▸ YOUR INSTRUCTIONS
What lines of the data hold the string "text"? Pull each one out.

***** RECORDS PROVIDED

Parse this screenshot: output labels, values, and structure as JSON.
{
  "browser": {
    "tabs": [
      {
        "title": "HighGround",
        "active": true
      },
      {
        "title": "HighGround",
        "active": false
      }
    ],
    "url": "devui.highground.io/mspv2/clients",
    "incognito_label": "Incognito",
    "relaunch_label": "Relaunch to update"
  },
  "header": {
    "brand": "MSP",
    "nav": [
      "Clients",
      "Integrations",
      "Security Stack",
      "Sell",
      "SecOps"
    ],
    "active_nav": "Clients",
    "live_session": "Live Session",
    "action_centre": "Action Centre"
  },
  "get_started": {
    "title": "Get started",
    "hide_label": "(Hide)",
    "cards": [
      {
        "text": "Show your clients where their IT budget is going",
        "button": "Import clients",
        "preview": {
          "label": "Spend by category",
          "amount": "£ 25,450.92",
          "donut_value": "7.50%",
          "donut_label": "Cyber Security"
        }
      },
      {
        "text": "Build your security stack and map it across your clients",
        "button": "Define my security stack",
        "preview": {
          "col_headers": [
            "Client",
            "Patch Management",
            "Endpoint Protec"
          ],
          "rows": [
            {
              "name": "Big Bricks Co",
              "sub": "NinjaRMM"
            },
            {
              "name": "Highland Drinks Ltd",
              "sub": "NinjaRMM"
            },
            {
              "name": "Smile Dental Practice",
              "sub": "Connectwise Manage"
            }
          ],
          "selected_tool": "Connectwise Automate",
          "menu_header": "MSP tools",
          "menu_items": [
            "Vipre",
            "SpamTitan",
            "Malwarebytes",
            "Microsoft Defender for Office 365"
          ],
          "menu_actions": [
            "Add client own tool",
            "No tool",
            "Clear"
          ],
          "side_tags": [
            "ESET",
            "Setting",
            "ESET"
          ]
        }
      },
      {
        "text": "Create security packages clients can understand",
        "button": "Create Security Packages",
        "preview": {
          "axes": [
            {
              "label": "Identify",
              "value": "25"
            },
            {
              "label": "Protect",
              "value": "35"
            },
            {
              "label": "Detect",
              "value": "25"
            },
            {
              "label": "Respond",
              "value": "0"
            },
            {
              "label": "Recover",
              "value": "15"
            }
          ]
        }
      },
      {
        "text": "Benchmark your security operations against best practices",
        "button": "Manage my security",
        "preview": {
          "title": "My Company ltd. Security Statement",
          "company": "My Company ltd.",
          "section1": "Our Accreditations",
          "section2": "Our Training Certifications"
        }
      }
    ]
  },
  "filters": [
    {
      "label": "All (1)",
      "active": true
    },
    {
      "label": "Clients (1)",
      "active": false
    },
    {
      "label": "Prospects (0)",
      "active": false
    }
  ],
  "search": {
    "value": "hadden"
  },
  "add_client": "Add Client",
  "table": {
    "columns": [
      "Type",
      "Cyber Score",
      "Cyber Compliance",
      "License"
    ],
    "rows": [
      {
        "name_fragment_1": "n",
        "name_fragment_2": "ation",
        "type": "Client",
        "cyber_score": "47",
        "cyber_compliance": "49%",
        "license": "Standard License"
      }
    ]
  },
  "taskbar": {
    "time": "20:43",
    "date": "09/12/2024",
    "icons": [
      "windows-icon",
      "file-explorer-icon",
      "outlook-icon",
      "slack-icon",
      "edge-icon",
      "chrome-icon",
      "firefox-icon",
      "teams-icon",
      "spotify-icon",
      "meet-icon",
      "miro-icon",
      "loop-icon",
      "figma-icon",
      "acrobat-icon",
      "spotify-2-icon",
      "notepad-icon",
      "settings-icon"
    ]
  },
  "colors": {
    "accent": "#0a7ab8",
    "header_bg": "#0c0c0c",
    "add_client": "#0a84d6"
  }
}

**********

▸ EXERCISE SOLUTION
        "text": "Show your clients where their IT budget is going",
        "text": "Build your security stack and map it across your clients",
        "text": "Create security packages clients can understand",
        "text": "Benchmark your security operations against best practices",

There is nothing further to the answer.